** Start Items **

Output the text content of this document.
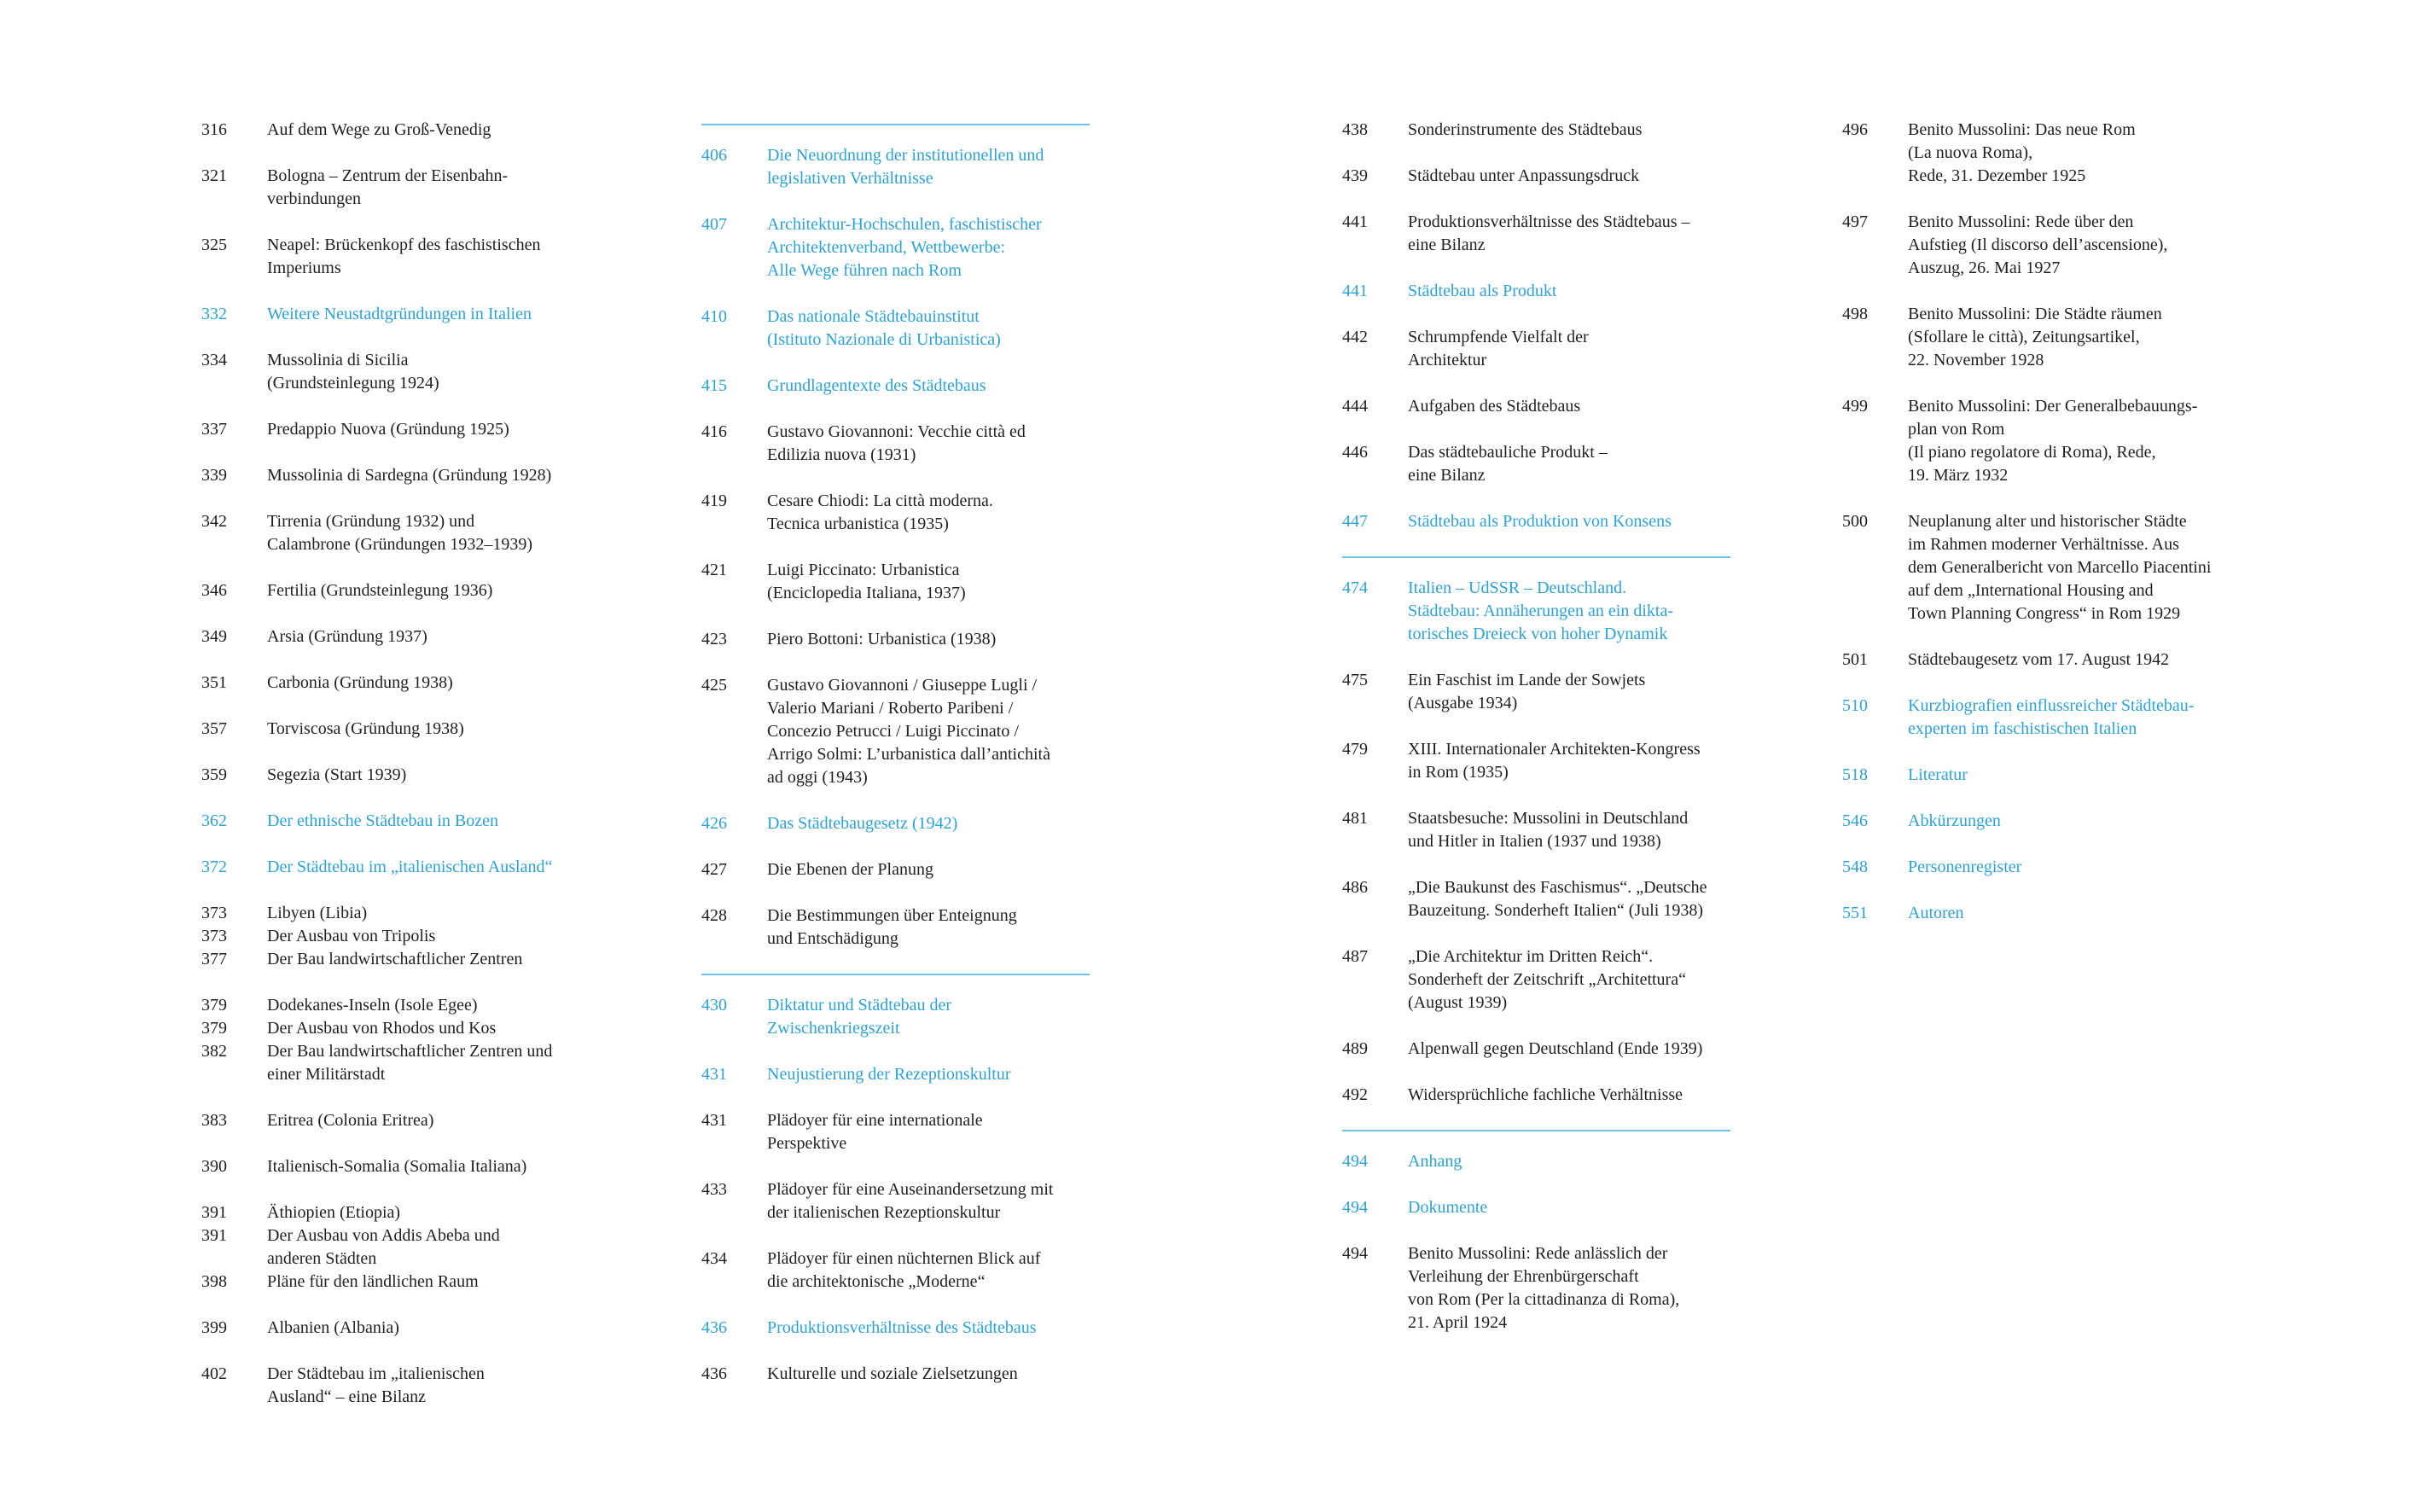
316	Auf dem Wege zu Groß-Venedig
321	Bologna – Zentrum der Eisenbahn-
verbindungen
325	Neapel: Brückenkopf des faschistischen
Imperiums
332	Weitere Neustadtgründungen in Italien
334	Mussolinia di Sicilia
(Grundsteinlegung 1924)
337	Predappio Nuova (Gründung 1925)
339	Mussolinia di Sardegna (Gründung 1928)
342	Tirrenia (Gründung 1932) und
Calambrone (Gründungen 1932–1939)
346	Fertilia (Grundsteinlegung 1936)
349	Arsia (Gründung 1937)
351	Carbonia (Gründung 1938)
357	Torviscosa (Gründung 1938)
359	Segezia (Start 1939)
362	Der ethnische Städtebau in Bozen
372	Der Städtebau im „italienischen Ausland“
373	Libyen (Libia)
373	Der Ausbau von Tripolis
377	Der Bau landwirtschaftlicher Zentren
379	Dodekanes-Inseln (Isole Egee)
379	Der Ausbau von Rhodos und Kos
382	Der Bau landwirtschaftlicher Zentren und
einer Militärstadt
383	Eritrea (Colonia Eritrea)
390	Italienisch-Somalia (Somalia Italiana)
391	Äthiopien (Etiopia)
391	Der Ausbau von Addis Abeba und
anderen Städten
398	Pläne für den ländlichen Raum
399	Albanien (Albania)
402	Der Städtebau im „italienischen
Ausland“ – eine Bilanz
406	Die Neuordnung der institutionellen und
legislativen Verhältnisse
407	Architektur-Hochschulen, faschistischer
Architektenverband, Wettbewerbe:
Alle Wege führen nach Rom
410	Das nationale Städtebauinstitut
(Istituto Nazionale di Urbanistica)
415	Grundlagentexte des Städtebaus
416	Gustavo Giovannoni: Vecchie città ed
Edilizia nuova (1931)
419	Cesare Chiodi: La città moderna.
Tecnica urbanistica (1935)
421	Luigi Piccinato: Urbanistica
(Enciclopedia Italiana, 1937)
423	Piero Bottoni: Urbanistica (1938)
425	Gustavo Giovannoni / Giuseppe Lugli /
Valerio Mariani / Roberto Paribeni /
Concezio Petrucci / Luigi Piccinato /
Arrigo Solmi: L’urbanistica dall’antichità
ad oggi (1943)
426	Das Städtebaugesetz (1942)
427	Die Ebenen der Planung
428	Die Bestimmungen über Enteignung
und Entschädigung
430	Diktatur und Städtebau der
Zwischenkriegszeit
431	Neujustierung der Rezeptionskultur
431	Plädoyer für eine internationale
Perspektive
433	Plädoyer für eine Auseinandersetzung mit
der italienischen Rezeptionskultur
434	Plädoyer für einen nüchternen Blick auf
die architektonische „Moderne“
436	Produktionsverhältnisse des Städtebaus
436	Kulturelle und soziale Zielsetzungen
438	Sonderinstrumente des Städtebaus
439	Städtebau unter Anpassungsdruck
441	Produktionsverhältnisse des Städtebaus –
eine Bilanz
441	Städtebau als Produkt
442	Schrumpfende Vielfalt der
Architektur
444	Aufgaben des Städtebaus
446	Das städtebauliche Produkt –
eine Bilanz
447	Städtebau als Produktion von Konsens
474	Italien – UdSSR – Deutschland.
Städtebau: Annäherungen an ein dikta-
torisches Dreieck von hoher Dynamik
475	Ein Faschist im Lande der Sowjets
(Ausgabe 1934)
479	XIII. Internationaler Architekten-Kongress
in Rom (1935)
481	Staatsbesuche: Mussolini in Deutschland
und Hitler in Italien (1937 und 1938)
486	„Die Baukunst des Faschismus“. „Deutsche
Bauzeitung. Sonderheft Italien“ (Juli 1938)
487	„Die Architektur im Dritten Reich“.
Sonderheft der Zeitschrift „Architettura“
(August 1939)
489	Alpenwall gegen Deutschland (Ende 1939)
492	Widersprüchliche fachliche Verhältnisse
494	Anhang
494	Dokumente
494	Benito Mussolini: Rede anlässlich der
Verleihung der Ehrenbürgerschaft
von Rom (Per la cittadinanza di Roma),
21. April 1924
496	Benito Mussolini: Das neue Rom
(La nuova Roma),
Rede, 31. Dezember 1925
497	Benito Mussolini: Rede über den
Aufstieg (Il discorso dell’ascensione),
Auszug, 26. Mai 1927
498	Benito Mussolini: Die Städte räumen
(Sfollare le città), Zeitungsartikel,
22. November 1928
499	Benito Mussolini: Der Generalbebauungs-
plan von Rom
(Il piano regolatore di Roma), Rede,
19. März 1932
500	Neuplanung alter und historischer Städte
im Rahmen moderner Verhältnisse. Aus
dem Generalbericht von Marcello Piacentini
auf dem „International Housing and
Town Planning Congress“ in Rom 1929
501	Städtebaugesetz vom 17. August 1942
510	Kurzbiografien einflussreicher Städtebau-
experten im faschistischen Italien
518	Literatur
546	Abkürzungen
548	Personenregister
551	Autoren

** End Items **

The task: From the records above, work out how many lines contain the string "Wege". Give only the number.

Reply to the task: 2